* _GIVEN DATA_
>> Begin

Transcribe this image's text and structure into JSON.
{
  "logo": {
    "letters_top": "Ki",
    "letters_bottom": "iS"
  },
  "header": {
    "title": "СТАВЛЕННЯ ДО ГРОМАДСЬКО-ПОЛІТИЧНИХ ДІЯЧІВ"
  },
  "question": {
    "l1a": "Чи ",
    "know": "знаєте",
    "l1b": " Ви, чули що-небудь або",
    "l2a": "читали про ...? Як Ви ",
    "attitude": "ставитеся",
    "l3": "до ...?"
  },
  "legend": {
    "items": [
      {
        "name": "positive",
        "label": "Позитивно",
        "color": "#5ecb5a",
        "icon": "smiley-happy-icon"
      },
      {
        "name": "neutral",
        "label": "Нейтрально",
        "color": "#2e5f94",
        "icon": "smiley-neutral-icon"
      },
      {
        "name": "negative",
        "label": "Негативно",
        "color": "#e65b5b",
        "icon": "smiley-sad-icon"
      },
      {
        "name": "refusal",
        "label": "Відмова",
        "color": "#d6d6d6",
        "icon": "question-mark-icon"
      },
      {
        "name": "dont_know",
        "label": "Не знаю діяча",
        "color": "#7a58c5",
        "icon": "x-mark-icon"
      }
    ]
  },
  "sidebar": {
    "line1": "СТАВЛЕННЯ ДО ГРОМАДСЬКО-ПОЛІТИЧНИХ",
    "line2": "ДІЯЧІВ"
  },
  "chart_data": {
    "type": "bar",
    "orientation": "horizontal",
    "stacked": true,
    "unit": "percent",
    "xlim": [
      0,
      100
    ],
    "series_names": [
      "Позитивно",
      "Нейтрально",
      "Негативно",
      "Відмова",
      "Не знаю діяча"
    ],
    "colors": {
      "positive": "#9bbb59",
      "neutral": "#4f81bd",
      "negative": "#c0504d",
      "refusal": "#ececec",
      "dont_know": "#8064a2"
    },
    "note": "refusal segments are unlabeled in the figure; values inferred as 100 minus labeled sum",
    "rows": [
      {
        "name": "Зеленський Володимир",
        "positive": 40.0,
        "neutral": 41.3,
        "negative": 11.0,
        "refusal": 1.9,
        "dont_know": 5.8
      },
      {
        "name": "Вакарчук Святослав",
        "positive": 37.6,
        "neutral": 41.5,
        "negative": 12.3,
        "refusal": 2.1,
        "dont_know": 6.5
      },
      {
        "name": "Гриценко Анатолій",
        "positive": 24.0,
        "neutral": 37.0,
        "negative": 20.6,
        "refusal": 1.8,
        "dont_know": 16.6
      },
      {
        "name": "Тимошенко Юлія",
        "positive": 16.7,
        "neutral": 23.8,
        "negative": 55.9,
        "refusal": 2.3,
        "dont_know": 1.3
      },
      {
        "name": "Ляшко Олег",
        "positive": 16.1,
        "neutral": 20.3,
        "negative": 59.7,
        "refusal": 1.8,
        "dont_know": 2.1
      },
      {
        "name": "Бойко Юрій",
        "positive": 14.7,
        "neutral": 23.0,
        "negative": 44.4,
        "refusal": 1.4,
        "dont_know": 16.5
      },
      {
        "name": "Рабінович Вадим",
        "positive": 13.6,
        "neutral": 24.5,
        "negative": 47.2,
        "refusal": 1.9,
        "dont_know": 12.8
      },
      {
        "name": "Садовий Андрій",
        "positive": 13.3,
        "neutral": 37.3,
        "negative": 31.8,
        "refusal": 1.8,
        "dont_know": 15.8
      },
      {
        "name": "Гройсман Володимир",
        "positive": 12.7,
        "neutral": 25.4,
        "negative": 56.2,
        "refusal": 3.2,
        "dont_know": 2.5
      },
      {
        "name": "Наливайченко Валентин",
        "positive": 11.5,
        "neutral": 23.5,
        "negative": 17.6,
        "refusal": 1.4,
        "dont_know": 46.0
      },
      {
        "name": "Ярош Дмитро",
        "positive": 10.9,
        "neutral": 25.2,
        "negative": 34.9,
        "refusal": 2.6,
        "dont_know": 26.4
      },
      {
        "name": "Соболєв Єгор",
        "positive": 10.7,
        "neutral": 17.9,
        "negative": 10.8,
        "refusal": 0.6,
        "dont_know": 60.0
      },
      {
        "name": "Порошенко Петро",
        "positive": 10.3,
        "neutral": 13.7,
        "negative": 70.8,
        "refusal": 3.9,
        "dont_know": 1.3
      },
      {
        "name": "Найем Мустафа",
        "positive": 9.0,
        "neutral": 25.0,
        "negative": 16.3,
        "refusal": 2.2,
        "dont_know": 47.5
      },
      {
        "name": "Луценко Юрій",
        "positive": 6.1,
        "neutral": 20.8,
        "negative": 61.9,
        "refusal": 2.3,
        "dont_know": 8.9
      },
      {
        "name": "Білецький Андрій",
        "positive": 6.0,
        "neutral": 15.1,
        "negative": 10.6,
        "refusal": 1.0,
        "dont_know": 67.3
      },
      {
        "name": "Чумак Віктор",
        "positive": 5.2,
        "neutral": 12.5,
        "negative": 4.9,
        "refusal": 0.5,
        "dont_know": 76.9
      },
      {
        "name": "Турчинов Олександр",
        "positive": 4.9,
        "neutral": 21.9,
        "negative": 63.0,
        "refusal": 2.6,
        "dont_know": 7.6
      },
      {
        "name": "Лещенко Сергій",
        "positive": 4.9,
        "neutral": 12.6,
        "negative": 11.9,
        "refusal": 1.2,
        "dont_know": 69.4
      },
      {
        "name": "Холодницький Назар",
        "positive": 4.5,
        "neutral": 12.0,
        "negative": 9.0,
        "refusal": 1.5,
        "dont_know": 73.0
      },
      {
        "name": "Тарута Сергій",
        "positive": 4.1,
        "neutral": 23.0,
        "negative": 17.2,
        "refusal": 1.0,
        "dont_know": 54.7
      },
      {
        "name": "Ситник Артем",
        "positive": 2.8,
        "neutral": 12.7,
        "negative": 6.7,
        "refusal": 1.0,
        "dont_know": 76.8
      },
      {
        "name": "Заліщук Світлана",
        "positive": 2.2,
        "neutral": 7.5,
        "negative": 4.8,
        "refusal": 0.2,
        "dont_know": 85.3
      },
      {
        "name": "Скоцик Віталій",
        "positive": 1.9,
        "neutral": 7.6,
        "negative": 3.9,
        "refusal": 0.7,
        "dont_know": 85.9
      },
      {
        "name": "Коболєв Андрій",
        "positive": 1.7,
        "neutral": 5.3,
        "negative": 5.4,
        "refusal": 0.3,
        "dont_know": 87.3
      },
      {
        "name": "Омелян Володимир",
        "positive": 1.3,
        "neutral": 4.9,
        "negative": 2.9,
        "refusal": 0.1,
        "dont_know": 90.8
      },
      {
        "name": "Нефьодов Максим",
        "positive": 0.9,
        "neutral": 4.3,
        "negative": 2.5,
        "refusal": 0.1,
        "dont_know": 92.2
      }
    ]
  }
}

>> End
>> Begin

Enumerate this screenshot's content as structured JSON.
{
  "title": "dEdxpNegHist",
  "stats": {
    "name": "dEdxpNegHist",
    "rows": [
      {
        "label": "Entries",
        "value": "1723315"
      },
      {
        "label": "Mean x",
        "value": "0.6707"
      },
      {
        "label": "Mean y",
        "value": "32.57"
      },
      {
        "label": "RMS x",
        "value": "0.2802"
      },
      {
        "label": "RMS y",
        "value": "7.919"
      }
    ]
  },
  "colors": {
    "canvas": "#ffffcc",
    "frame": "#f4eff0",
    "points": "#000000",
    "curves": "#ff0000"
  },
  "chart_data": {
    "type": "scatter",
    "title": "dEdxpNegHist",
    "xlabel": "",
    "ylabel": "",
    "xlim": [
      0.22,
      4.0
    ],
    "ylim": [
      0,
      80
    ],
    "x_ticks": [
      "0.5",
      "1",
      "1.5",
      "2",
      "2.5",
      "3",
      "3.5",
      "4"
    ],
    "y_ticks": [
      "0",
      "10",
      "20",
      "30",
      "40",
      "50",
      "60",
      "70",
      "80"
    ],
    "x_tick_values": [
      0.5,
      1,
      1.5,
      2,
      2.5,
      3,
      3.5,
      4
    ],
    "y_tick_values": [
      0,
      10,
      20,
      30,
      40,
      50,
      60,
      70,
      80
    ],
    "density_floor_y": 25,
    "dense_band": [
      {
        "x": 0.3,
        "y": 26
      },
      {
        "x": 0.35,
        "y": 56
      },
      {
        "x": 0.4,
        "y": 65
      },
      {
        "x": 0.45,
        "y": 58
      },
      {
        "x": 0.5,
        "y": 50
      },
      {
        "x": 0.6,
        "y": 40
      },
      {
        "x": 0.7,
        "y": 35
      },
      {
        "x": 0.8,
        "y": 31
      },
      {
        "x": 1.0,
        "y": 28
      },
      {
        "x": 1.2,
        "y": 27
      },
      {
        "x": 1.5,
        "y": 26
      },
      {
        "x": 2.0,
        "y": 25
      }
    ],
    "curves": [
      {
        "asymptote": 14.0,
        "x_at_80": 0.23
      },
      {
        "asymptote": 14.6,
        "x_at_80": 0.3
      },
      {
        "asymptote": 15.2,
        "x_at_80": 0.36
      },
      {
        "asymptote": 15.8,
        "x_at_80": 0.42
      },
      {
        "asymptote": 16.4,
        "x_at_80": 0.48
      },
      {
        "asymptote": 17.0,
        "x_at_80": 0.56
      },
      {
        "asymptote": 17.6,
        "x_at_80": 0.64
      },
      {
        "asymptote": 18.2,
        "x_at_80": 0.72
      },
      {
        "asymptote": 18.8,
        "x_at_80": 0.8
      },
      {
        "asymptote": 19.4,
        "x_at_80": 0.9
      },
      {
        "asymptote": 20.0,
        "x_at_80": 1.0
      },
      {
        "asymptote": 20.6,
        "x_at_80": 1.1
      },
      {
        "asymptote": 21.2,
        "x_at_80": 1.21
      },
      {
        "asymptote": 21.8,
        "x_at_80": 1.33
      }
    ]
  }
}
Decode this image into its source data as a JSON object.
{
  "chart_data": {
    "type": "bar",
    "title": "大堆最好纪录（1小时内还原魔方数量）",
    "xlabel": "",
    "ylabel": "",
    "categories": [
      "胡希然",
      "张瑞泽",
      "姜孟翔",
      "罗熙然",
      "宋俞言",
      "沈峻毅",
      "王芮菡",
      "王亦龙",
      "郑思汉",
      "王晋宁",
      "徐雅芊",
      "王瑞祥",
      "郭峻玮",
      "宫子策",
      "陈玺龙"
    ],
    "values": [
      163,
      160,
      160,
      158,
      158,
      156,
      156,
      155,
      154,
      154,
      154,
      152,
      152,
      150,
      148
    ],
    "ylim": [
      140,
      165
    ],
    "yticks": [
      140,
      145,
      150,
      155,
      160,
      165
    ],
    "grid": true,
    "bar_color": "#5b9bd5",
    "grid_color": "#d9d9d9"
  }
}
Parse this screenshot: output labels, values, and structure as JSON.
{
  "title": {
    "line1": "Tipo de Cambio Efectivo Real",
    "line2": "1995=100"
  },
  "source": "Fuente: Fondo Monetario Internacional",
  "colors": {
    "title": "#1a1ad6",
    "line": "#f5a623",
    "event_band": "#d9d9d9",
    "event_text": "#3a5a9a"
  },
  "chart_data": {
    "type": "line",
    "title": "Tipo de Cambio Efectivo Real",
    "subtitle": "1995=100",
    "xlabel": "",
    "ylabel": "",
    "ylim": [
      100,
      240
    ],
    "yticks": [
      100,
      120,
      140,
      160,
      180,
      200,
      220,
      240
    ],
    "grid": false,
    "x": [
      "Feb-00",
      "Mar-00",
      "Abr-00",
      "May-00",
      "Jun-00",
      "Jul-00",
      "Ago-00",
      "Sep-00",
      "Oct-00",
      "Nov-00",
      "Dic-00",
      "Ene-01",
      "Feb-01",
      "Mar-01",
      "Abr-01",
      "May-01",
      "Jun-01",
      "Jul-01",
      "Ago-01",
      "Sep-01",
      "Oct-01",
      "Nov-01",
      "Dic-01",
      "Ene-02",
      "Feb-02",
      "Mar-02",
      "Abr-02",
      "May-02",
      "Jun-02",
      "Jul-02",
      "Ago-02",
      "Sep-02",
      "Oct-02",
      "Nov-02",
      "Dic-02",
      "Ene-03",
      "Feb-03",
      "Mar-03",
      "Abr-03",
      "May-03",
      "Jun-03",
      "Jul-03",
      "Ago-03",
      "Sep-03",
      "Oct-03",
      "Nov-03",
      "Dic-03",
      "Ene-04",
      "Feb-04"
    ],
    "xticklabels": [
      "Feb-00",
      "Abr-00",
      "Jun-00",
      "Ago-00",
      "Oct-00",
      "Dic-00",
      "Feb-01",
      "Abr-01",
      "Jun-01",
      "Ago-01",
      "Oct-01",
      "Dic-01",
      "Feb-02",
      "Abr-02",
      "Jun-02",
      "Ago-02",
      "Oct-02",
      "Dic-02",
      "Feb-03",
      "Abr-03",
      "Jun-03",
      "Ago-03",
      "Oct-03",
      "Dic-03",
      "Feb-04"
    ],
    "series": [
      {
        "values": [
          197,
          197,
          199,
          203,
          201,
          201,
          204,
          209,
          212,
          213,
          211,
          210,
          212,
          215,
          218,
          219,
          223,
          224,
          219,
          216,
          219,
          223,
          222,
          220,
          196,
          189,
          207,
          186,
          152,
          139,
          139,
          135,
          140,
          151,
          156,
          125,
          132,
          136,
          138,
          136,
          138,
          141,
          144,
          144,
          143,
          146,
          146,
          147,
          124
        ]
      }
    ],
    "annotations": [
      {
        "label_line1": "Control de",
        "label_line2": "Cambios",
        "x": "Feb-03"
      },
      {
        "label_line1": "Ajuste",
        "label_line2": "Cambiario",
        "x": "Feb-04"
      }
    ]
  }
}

>> End

Copy out each line of the records where the string "Real" appears.

    "line1": "Tipo de Cambio Efectivo Real",
    "title": "Tipo de Cambio Efectivo Real",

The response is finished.